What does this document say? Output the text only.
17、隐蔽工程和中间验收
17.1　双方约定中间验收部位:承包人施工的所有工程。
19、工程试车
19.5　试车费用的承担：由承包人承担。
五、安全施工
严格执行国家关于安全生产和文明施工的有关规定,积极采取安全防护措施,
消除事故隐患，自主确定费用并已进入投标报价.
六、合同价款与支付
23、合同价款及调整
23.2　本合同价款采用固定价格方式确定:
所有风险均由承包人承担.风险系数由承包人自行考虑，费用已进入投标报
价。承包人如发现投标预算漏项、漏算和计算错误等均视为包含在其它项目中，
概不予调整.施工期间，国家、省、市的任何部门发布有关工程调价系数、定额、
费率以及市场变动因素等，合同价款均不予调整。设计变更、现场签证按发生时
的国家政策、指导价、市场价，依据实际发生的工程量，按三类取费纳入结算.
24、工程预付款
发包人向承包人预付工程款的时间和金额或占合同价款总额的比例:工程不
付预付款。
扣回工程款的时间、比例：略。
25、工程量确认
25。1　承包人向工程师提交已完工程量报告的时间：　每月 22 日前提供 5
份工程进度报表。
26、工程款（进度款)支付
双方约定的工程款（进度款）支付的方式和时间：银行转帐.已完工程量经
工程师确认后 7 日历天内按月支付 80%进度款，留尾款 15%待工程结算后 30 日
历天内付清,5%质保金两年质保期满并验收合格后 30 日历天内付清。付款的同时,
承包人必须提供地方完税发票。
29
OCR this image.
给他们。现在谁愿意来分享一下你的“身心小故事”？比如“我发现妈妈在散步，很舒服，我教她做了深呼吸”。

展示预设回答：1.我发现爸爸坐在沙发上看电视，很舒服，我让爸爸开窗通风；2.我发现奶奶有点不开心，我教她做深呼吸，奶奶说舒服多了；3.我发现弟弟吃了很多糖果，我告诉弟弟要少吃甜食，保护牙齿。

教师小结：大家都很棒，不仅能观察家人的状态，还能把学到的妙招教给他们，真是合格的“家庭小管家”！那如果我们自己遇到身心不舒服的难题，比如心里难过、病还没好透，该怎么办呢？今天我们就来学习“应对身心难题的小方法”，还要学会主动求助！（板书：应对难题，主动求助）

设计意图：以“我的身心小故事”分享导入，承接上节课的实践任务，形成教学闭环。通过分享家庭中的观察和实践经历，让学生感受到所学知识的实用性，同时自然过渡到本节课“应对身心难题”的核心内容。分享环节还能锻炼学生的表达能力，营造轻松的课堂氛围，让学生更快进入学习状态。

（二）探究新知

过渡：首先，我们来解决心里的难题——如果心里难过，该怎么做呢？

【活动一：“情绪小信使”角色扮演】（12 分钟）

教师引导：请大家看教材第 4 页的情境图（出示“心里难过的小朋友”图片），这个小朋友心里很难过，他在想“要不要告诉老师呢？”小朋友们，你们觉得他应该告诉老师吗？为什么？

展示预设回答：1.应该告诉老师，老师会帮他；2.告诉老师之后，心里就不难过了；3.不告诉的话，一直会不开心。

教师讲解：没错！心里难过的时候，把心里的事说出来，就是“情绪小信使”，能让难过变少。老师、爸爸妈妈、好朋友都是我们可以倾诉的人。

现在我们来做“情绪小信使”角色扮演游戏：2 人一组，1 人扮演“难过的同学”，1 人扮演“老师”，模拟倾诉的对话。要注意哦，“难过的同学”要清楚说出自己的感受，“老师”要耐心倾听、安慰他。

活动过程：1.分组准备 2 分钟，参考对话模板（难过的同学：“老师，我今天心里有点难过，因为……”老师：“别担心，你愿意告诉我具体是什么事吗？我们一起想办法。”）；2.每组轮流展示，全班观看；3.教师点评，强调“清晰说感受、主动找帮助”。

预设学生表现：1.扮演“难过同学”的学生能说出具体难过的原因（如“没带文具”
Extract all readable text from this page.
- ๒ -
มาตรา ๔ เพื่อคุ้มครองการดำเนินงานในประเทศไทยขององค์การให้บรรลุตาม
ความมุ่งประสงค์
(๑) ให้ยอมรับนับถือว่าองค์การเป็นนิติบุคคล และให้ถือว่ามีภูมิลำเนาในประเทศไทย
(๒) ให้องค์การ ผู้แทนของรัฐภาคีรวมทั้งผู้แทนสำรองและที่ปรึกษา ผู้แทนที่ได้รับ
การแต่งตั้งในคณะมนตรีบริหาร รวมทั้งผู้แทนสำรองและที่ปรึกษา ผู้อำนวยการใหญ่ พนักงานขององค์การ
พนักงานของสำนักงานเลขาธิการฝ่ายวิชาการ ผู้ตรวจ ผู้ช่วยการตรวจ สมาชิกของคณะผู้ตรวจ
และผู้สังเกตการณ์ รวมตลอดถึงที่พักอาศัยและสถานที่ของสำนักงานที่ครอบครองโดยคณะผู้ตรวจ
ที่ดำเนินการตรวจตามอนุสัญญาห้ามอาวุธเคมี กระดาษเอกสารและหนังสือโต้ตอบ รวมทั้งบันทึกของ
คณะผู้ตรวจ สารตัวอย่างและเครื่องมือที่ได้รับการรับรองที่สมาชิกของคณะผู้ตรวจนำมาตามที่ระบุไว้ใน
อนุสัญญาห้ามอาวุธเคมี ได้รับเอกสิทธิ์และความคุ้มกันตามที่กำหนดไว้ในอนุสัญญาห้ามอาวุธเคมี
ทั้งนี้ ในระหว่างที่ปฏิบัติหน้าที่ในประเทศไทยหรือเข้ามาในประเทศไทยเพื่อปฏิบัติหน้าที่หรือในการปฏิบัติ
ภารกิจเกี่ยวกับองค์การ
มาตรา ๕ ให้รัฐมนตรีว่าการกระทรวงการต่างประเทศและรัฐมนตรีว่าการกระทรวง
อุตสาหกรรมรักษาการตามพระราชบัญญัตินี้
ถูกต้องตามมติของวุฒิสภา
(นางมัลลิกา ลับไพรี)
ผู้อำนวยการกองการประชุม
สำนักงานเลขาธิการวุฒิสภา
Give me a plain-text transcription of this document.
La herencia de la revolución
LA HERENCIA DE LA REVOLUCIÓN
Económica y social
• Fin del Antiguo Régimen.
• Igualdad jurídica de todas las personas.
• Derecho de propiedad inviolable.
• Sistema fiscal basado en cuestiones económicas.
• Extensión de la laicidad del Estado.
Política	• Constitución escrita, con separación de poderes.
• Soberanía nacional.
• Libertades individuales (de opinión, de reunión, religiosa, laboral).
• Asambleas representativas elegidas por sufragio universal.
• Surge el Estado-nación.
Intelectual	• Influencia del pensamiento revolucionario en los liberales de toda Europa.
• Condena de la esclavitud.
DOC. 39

= Exercise goal =
Write out the entries above once more, without altering anything.

= The output =
What does this document say? Output the text only.
17、隐蔽工程和中间验收
17.1　双方约定中间验收部位:承包人施工的所有工程。
19、工程试车
19.5　试车费用的承担：由承包人承担。
五、安全施工
严格执行国家关于安全生产和文明施工的有关规定,积极采取安全防护措施,
消除事故隐患，自主确定费用并已进入投标报价.
六、合同价款与支付
23、合同价款及调整
23.2　本合同价款采用固定价格方式确定:
所有风险均由承包人承担.风险系数由承包人自行考虑，费用已进入投标报
价。承包人如发现投标预算漏项、漏算和计算错误等均视为包含在其它项目中，
概不予调整.施工期间，国家、省、市的任何部门发布有关工程调价系数、定额、
费率以及市场变动因素等，合同价款均不予调整。设计变更、现场签证按发生时
的国家政策、指导价、市场价，依据实际发生的工程量，按三类取费纳入结算.
24、工程预付款
发包人向承包人预付工程款的时间和金额或占合同价款总额的比例:工程不
付预付款。
扣回工程款的时间、比例：略。
25、工程量确认
25。1　承包人向工程师提交已完工程量报告的时间：　每月 22 日前提供 5
份工程进度报表。
26、工程款（进度款)支付
双方约定的工程款（进度款）支付的方式和时间：银行转帐.已完工程量经
工程师确认后 7 日历天内按月支付 80%进度款，留尾款 15%待工程结算后 30 日
历天内付清,5%质保金两年质保期满并验收合格后 30 日历天内付清。付款的同时,
承包人必须提供地方完税发票。
29
OCR this image.
给他们。现在谁愿意来分享一下你的“身心小故事”？比如“我发现妈妈在散步，很舒服，我教她做了深呼吸”。

展示预设回答：1.我发现爸爸坐在沙发上看电视，很舒服，我让爸爸开窗通风；2.我发现奶奶有点不开心，我教她做深呼吸，奶奶说舒服多了；3.我发现弟弟吃了很多糖果，我告诉弟弟要少吃甜食，保护牙齿。

教师小结：大家都很棒，不仅能观察家人的状态，还能把学到的妙招教给他们，真是合格的“家庭小管家”！那如果我们自己遇到身心不舒服的难题，比如心里难过、病还没好透，该怎么办呢？今天我们就来学习“应对身心难题的小方法”，还要学会主动求助！（板书：应对难题，主动求助）

设计意图：以“我的身心小故事”分享导入，承接上节课的实践任务，形成教学闭环。通过分享家庭中的观察和实践经历，让学生感受到所学知识的实用性，同时自然过渡到本节课“应对身心难题”的核心内容。分享环节还能锻炼学生的表达能力，营造轻松的课堂氛围，让学生更快进入学习状态。

（二）探究新知

过渡：首先，我们来解决心里的难题——如果心里难过，该怎么做呢？

【活动一：“情绪小信使”角色扮演】（12 分钟）

教师引导：请大家看教材第 4 页的情境图（出示“心里难过的小朋友”图片），这个小朋友心里很难过，他在想“要不要告诉老师呢？”小朋友们，你们觉得他应该告诉老师吗？为什么？

展示预设回答：1.应该告诉老师，老师会帮他；2.告诉老师之后，心里就不难过了；3.不告诉的话，一直会不开心。

教师讲解：没错！心里难过的时候，把心里的事说出来，就是“情绪小信使”，能让难过变少。老师、爸爸妈妈、好朋友都是我们可以倾诉的人。

现在我们来做“情绪小信使”角色扮演游戏：2 人一组，1 人扮演“难过的同学”，1 人扮演“老师”，模拟倾诉的对话。要注意哦，“难过的同学”要清楚说出自己的感受，“老师”要耐心倾听、安慰他。

活动过程：1.分组准备 2 分钟，参考对话模板（难过的同学：“老师，我今天心里有点难过，因为……”老师：“别担心，你愿意告诉我具体是什么事吗？我们一起想办法。”）；2.每组轮流展示，全班观看；3.教师点评，强调“清晰说感受、主动找帮助”。

预设学生表现：1.扮演“难过同学”的学生能说出具体难过的原因（如“没带文具”
Extract all readable text from this page.
- ๒ -
มาตรา ๔ เพื่อคุ้มครองการดำเนินงานในประเทศไทยขององค์การให้บรรลุตาม
ความมุ่งประสงค์
(๑) ให้ยอมรับนับถือว่าองค์การเป็นนิติบุคคล และให้ถือว่ามีภูมิลำเนาในประเทศไทย
(๒) ให้องค์การ ผู้แทนของรัฐภาคีรวมทั้งผู้แทนสำรองและที่ปรึกษา ผู้แทนที่ได้รับ
การแต่งตั้งในคณะมนตรีบริหาร รวมทั้งผู้แทนสำรองและที่ปรึกษา ผู้อำนวยการใหญ่ พนักงานขององค์การ
พนักงานของสำนักงานเลขาธิการฝ่ายวิชาการ ผู้ตรวจ ผู้ช่วยการตรวจ สมาชิกของคณะผู้ตรวจ
และผู้สังเกตการณ์ รวมตลอดถึงที่พักอาศัยและสถานที่ของสำนักงานที่ครอบครองโดยคณะผู้ตรวจ
ที่ดำเนินการตรวจตามอนุสัญญาห้ามอาวุธเคมี กระดาษเอกสารและหนังสือโต้ตอบ รวมทั้งบันทึกของ
คณะผู้ตรวจ สารตัวอย่างและเครื่องมือที่ได้รับการรับรองที่สมาชิกของคณะผู้ตรวจนำมาตามที่ระบุไว้ใน
อนุสัญญาห้ามอาวุธเคมี ได้รับเอกสิทธิ์และความคุ้มกันตามที่กำหนดไว้ในอนุสัญญาห้ามอาวุธเคมี
ทั้งนี้ ในระหว่างที่ปฏิบัติหน้าที่ในประเทศไทยหรือเข้ามาในประเทศไทยเพื่อปฏิบัติหน้าที่หรือในการปฏิบัติ
ภารกิจเกี่ยวกับองค์การ
มาตรา ๕ ให้รัฐมนตรีว่าการกระทรวงการต่างประเทศและรัฐมนตรีว่าการกระทรวง
อุตสาหกรรมรักษาการตามพระราชบัญญัตินี้
ถูกต้องตามมติของวุฒิสภา
(นางมัลลิกา ลับไพรี)
ผู้อำนวยการกองการประชุม
สำนักงานเลขาธิการวุฒิสภา
Give me a plain-text transcription of this document.
La herencia de la revolución
LA HERENCIA DE LA REVOLUCIÓN
Económica y social
• Fin del Antiguo Régimen.
• Igualdad jurídica de todas las personas.
• Derecho de propiedad inviolable.
• Sistema fiscal basado en cuestiones económicas.
• Extensión de la laicidad del Estado.
Política	• Constitución escrita, con separación de poderes.
• Soberanía nacional.
• Libertades individuales (de opinión, de reunión, religiosa, laboral).
• Asambleas representativas elegidas por sufragio universal.
• Surge el Estado-nación.
Intelectual	• Influencia del pensamiento revolucionario en los liberales de toda Europa.
• Condena de la esclavitud.
DOC. 39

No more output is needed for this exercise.